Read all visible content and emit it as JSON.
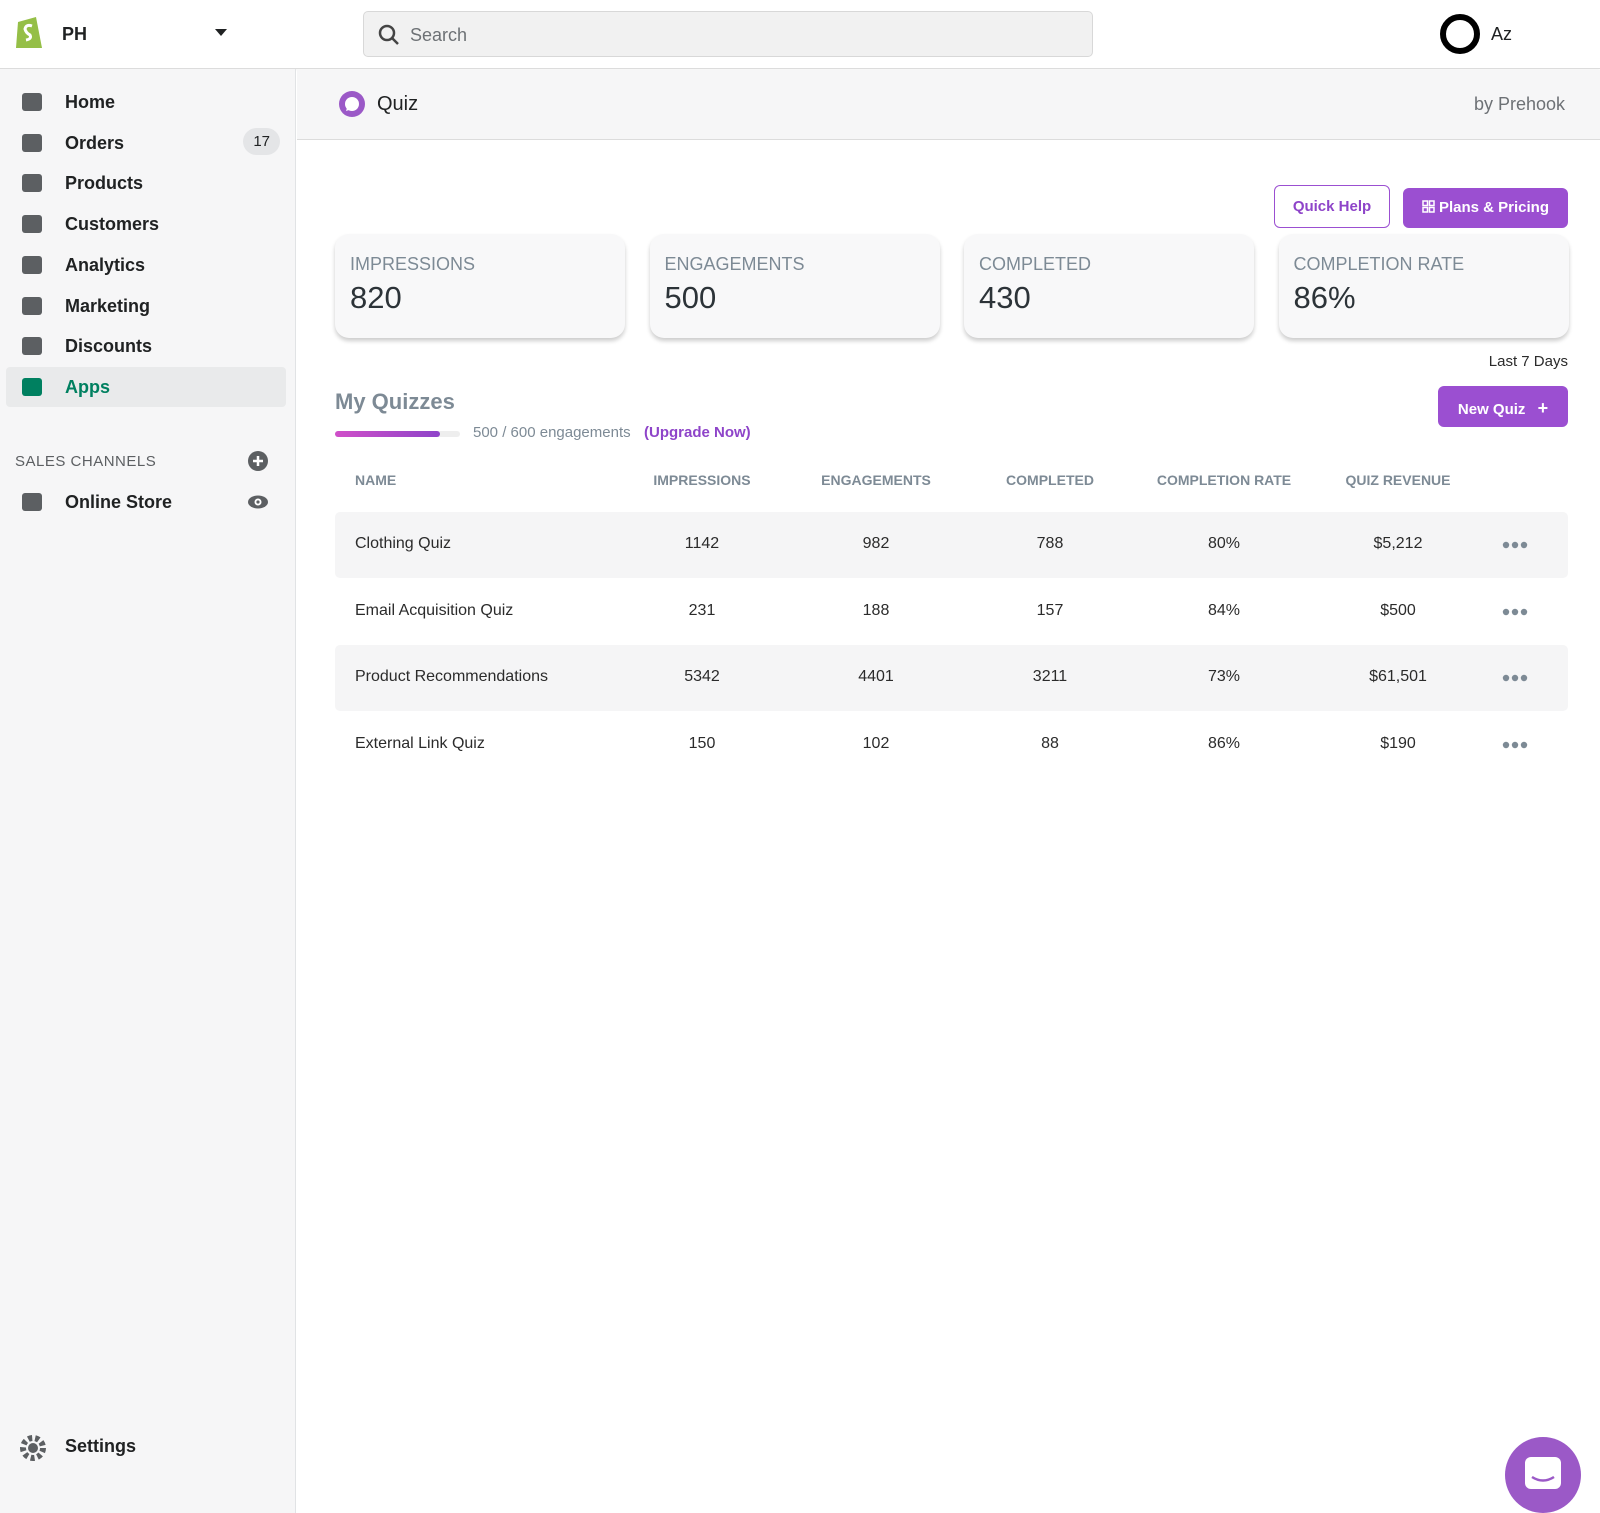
{
  "topbar": {
    "store": "PH",
    "search_placeholder": "Search",
    "user": "Az"
  },
  "sidebar": {
    "nav": [
      {
        "label": "Home"
      },
      {
        "label": "Orders",
        "badge": "17"
      },
      {
        "label": "Products"
      },
      {
        "label": "Customers"
      },
      {
        "label": "Analytics"
      },
      {
        "label": "Marketing"
      },
      {
        "label": "Discounts"
      },
      {
        "label": "Apps"
      }
    ],
    "active": "Apps",
    "sales_channels_title": "SALES CHANNELS",
    "channels": [
      "Online Store"
    ],
    "settings": "Settings"
  },
  "app": {
    "name": "Quiz",
    "by": "by Prehook"
  },
  "buttons": {
    "quick_help": "Quick Help",
    "plans": "Plans & Pricing",
    "new_quiz": "New Quiz"
  },
  "stats": [
    {
      "label": "IMPRESSIONS",
      "value": "820"
    },
    {
      "label": "ENGAGEMENTS",
      "value": "500"
    },
    {
      "label": "COMPLETED",
      "value": "430"
    },
    {
      "label": "COMPLETION RATE",
      "value": "86%"
    }
  ],
  "period": "Last 7 Days",
  "quizzes": {
    "title": "My Quizzes",
    "usage": "500 / 600 engagements",
    "upgrade": "(Upgrade Now)",
    "columns": [
      "NAME",
      "IMPRESSIONS",
      "ENGAGEMENTS",
      "COMPLETED",
      "COMPLETION RATE",
      "QUIZ REVENUE"
    ],
    "rows": [
      [
        "Clothing Quiz",
        "1142",
        "982",
        "788",
        "80%",
        "$5,212"
      ],
      [
        "Email Acquisition Quiz",
        "231",
        "188",
        "157",
        "84%",
        "$500"
      ],
      [
        "Product Recommendations",
        "5342",
        "4401",
        "3211",
        "73%",
        "$61,501"
      ],
      [
        "External Link Quiz",
        "150",
        "102",
        "88",
        "86%",
        "$190"
      ]
    ]
  }
}
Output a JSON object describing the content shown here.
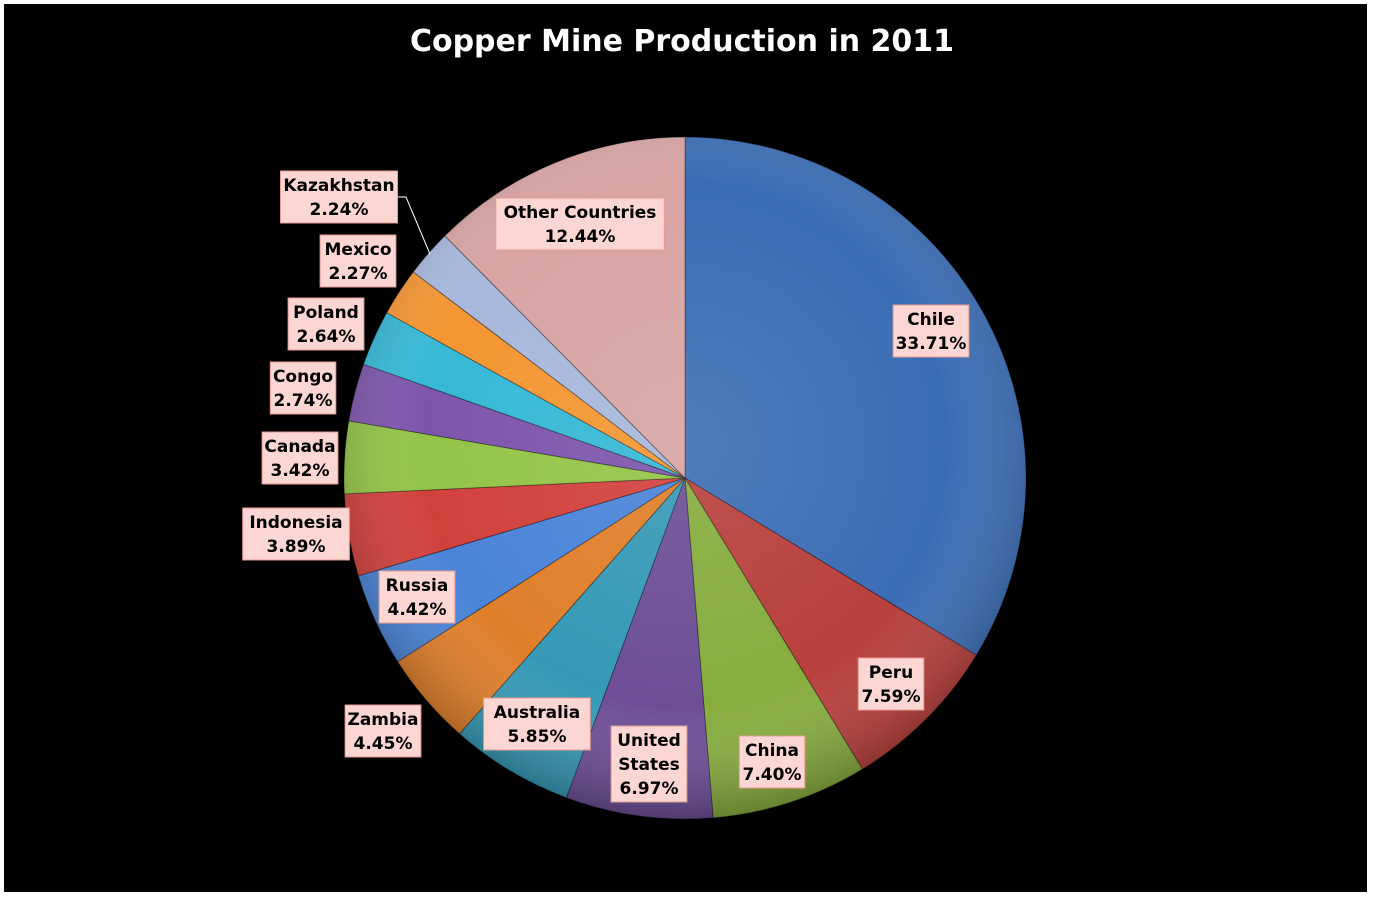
{
  "chart_data": {
    "type": "pie",
    "title": "Copper Mine Production in 2011",
    "slices": [
      {
        "label": "Chile",
        "value": 33.71,
        "display": "33.71%",
        "color": "#3b6db5"
      },
      {
        "label": "Peru",
        "value": 7.59,
        "display": "7.59%",
        "color": "#b8403d"
      },
      {
        "label": "China",
        "value": 7.4,
        "display": "7.40%",
        "color": "#87ad3f"
      },
      {
        "label": "United States",
        "value": 6.97,
        "display": "6.97%",
        "color": "#6e4f97"
      },
      {
        "label": "Australia",
        "value": 5.85,
        "display": "5.85%",
        "color": "#3699b6"
      },
      {
        "label": "Zambia",
        "value": 4.45,
        "display": "4.45%",
        "color": "#e07f2a"
      },
      {
        "label": "Russia",
        "value": 4.42,
        "display": "4.42%",
        "color": "#4a84d8"
      },
      {
        "label": "Indonesia",
        "value": 3.89,
        "display": "3.89%",
        "color": "#d2403c"
      },
      {
        "label": "Canada",
        "value": 3.42,
        "display": "3.42%",
        "color": "#93c447"
      },
      {
        "label": "Congo",
        "value": 2.74,
        "display": "2.74%",
        "color": "#7d55ac"
      },
      {
        "label": "Poland",
        "value": 2.64,
        "display": "2.64%",
        "color": "#36b8d6"
      },
      {
        "label": "Mexico",
        "value": 2.27,
        "display": "2.27%",
        "color": "#f49632"
      },
      {
        "label": "Kazakhstan",
        "value": 2.24,
        "display": "2.24%",
        "color": "#a7b8dc"
      },
      {
        "label": "Other Countries",
        "value": 12.44,
        "display": "12.44%",
        "color": "#d7a4a2"
      }
    ]
  }
}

========================================

▸ **TASK REQUIREMENTS**
Make a word-for-word copy of the entries, without any pictures.

▸ **WRITTEN SOLUTION**
Read all visible content and emit it as JSON.
{
  "topbar": {
    "store": "PH",
    "search_placeholder": "Search",
    "user": "Az"
  },
  "sidebar": {
    "nav": [
      {
        "label": "Home"
      },
      {
        "label": "Orders",
        "badge": "17"
      },
      {
        "label": "Products"
      },
      {
        "label": "Customers"
      },
      {
        "label": "Analytics"
      },
      {
        "label": "Marketing"
      },
      {
        "label": "Discounts"
      },
      {
        "label": "Apps"
      }
    ],
    "active": "Apps",
    "sales_channels_title": "SALES CHANNELS",
    "channels": [
      "Online Store"
    ],
    "settings": "Settings"
  },
  "app": {
    "name": "Quiz",
    "by": "by Prehook"
  },
  "buttons": {
    "quick_help": "Quick Help",
    "plans": "Plans & Pricing",
    "new_quiz": "New Quiz"
  },
  "stats": [
    {
      "label": "IMPRESSIONS",
      "value": "820"
    },
    {
      "label": "ENGAGEMENTS",
      "value": "500"
    },
    {
      "label": "COMPLETED",
      "value": "430"
    },
    {
      "label": "COMPLETION RATE",
      "value": "86%"
    }
  ],
  "period": "Last 7 Days",
  "quizzes": {
    "title": "My Quizzes",
    "usage": "500 / 600 engagements",
    "upgrade": "(Upgrade Now)",
    "columns": [
      "NAME",
      "IMPRESSIONS",
      "ENGAGEMENTS",
      "COMPLETED",
      "COMPLETION RATE",
      "QUIZ REVENUE"
    ],
    "rows": [
      [
        "Clothing Quiz",
        "1142",
        "982",
        "788",
        "80%",
        "$5,212"
      ],
      [
        "Email Acquisition Quiz",
        "231",
        "188",
        "157",
        "84%",
        "$500"
      ],
      [
        "Product Recommendations",
        "5342",
        "4401",
        "3211",
        "73%",
        "$61,501"
      ],
      [
        "External Link Quiz",
        "150",
        "102",
        "88",
        "86%",
        "$190"
      ]
    ]
  }
}
Output a JSON object describing the content shown here.
{
  "chart_data": {
    "type": "pie",
    "title": "Copper Mine Production in 2011",
    "slices": [
      {
        "label": "Chile",
        "value": 33.71,
        "display": "33.71%",
        "color": "#3b6db5"
      },
      {
        "label": "Peru",
        "value": 7.59,
        "display": "7.59%",
        "color": "#b8403d"
      },
      {
        "label": "China",
        "value": 7.4,
        "display": "7.40%",
        "color": "#87ad3f"
      },
      {
        "label": "United States",
        "value": 6.97,
        "display": "6.97%",
        "color": "#6e4f97"
      },
      {
        "label": "Australia",
        "value": 5.85,
        "display": "5.85%",
        "color": "#3699b6"
      },
      {
        "label": "Zambia",
        "value": 4.45,
        "display": "4.45%",
        "color": "#e07f2a"
      },
      {
        "label": "Russia",
        "value": 4.42,
        "display": "4.42%",
        "color": "#4a84d8"
      },
      {
        "label": "Indonesia",
        "value": 3.89,
        "display": "3.89%",
        "color": "#d2403c"
      },
      {
        "label": "Canada",
        "value": 3.42,
        "display": "3.42%",
        "color": "#93c447"
      },
      {
        "label": "Congo",
        "value": 2.74,
        "display": "2.74%",
        "color": "#7d55ac"
      },
      {
        "label": "Poland",
        "value": 2.64,
        "display": "2.64%",
        "color": "#36b8d6"
      },
      {
        "label": "Mexico",
        "value": 2.27,
        "display": "2.27%",
        "color": "#f49632"
      },
      {
        "label": "Kazakhstan",
        "value": 2.24,
        "display": "2.24%",
        "color": "#a7b8dc"
      },
      {
        "label": "Other Countries",
        "value": 12.44,
        "display": "12.44%",
        "color": "#d7a4a2"
      }
    ]
  }
}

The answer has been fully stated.